Your task is to repeat the entries exactly. Leave the pictures out.

============================================================

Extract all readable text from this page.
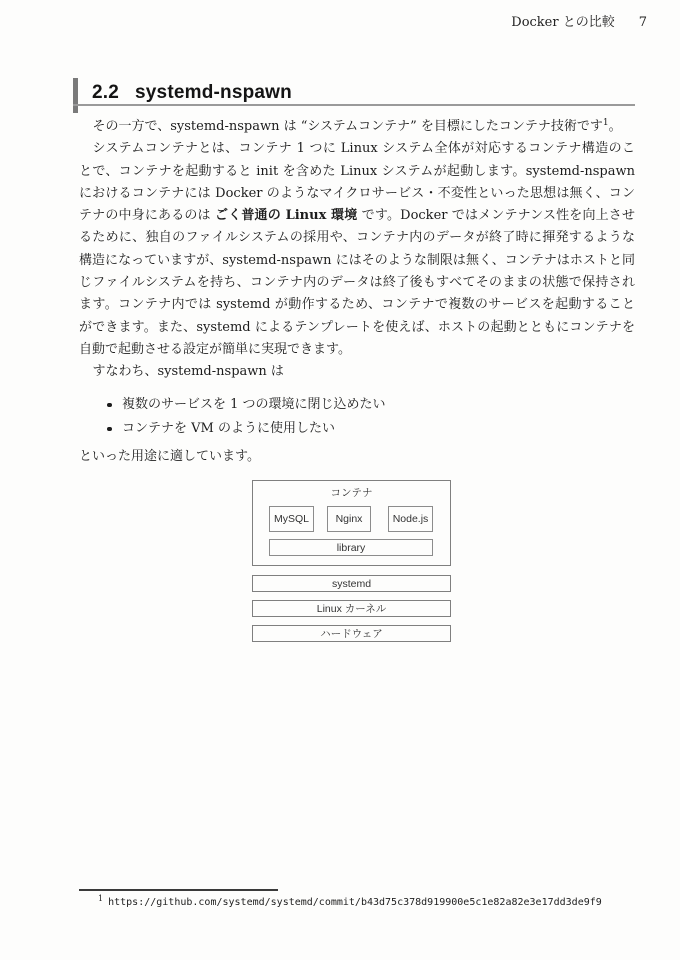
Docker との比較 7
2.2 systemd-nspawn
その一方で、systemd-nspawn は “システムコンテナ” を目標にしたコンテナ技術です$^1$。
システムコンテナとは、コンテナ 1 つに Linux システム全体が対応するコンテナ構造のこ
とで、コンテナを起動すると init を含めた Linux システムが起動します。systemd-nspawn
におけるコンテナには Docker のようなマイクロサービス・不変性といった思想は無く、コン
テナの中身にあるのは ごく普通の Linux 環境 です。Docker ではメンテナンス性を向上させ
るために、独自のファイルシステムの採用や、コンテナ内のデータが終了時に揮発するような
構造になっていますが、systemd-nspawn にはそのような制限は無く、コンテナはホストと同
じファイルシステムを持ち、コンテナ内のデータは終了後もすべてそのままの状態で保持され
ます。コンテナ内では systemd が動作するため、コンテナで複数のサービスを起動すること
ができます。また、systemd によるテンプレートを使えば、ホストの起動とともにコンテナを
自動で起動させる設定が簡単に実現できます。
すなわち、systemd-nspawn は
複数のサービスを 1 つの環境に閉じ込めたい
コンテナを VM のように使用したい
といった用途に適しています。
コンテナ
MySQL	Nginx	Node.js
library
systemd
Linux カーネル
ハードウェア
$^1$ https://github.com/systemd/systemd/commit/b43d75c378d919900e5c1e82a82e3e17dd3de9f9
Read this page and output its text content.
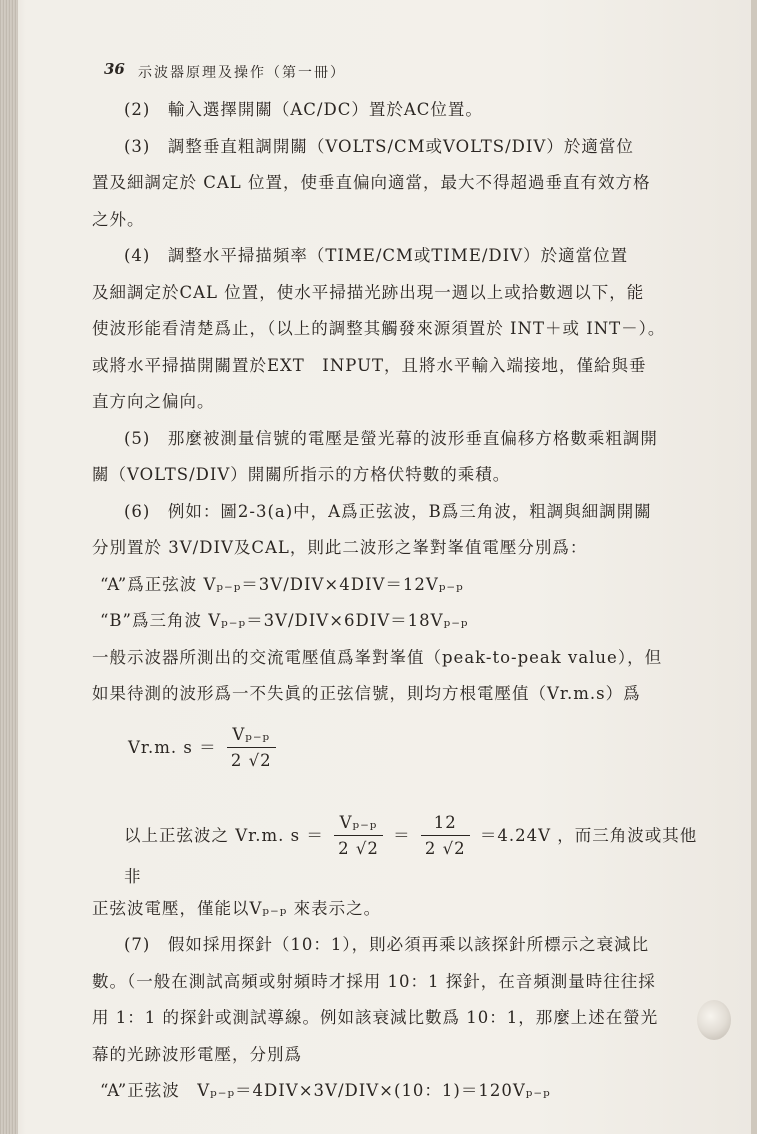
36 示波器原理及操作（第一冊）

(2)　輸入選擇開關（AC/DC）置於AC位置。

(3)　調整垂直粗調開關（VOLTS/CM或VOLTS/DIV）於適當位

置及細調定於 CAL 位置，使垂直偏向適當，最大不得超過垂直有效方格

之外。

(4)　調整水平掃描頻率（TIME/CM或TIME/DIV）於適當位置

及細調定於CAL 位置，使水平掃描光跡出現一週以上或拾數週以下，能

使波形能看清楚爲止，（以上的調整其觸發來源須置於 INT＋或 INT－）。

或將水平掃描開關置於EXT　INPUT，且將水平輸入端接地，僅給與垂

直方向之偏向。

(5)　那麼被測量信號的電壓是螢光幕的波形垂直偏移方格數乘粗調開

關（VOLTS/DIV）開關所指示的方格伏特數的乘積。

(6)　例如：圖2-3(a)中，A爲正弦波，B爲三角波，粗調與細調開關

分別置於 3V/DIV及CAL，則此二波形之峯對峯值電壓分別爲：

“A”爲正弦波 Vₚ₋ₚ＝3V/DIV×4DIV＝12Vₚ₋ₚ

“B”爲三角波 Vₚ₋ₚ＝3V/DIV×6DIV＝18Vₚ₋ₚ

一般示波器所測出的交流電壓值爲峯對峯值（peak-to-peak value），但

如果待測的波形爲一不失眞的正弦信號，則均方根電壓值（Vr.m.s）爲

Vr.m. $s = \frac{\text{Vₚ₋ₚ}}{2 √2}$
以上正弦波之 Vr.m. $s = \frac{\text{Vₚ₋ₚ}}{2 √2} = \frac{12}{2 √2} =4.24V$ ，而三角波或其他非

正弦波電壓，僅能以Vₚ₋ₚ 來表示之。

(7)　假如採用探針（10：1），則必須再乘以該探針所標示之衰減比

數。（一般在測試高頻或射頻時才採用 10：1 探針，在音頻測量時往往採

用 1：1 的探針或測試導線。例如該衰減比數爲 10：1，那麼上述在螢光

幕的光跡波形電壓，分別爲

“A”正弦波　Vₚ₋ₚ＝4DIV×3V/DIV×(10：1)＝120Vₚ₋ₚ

============================================================

## Reply
Extract all readable text from this page.
Docker との比較 7
2.2 systemd-nspawn
その一方で、systemd-nspawn は “システムコンテナ” を目標にしたコンテナ技術です$^1$。
システムコンテナとは、コンテナ 1 つに Linux システム全体が対応するコンテナ構造のこ
とで、コンテナを起動すると init を含めた Linux システムが起動します。systemd-nspawn
におけるコンテナには Docker のようなマイクロサービス・不変性といった思想は無く、コン
テナの中身にあるのは ごく普通の Linux 環境 です。Docker ではメンテナンス性を向上させ
るために、独自のファイルシステムの採用や、コンテナ内のデータが終了時に揮発するような
構造になっていますが、systemd-nspawn にはそのような制限は無く、コンテナはホストと同
じファイルシステムを持ち、コンテナ内のデータは終了後もすべてそのままの状態で保持され
ます。コンテナ内では systemd が動作するため、コンテナで複数のサービスを起動すること
ができます。また、systemd によるテンプレートを使えば、ホストの起動とともにコンテナを
自動で起動させる設定が簡単に実現できます。
すなわち、systemd-nspawn は
複数のサービスを 1 つの環境に閉じ込めたい
コンテナを VM のように使用したい
といった用途に適しています。
コンテナ
MySQL	Nginx	Node.js
library
systemd
Linux カーネル
ハードウェア
$^1$ https://github.com/systemd/systemd/commit/b43d75c378d919900e5c1e82a82e3e17dd3de9f9
Read this page and output its text content.
36 示波器原理及操作（第一冊）

(2)　輸入選擇開關（AC/DC）置於AC位置。

(3)　調整垂直粗調開關（VOLTS/CM或VOLTS/DIV）於適當位

置及細調定於 CAL 位置，使垂直偏向適當，最大不得超過垂直有效方格

之外。

(4)　調整水平掃描頻率（TIME/CM或TIME/DIV）於適當位置

及細調定於CAL 位置，使水平掃描光跡出現一週以上或拾數週以下，能

使波形能看清楚爲止，（以上的調整其觸發來源須置於 INT＋或 INT－）。

或將水平掃描開關置於EXT　INPUT，且將水平輸入端接地，僅給與垂

直方向之偏向。

(5)　那麼被測量信號的電壓是螢光幕的波形垂直偏移方格數乘粗調開

關（VOLTS/DIV）開關所指示的方格伏特數的乘積。

(6)　例如：圖2-3(a)中，A爲正弦波，B爲三角波，粗調與細調開關

分別置於 3V/DIV及CAL，則此二波形之峯對峯值電壓分別爲：

“A”爲正弦波 Vₚ₋ₚ＝3V/DIV×4DIV＝12Vₚ₋ₚ

“B”爲三角波 Vₚ₋ₚ＝3V/DIV×6DIV＝18Vₚ₋ₚ

一般示波器所測出的交流電壓值爲峯對峯值（peak-to-peak value），但

如果待測的波形爲一不失眞的正弦信號，則均方根電壓值（Vr.m.s）爲

Vr.m. $s = \frac{\text{Vₚ₋ₚ}}{2 √2}$
以上正弦波之 Vr.m. $s = \frac{\text{Vₚ₋ₚ}}{2 √2} = \frac{12}{2 √2} =4.24V$ ，而三角波或其他非

正弦波電壓，僅能以Vₚ₋ₚ 來表示之。

(7)　假如採用探針（10：1），則必須再乘以該探針所標示之衰減比

數。（一般在測試高頻或射頻時才採用 10：1 探針，在音頻測量時往往採

用 1：1 的探針或測試導線。例如該衰減比數爲 10：1，那麼上述在螢光

幕的光跡波形電壓，分別爲

“A”正弦波　Vₚ₋ₚ＝4DIV×3V/DIV×(10：1)＝120Vₚ₋ₚ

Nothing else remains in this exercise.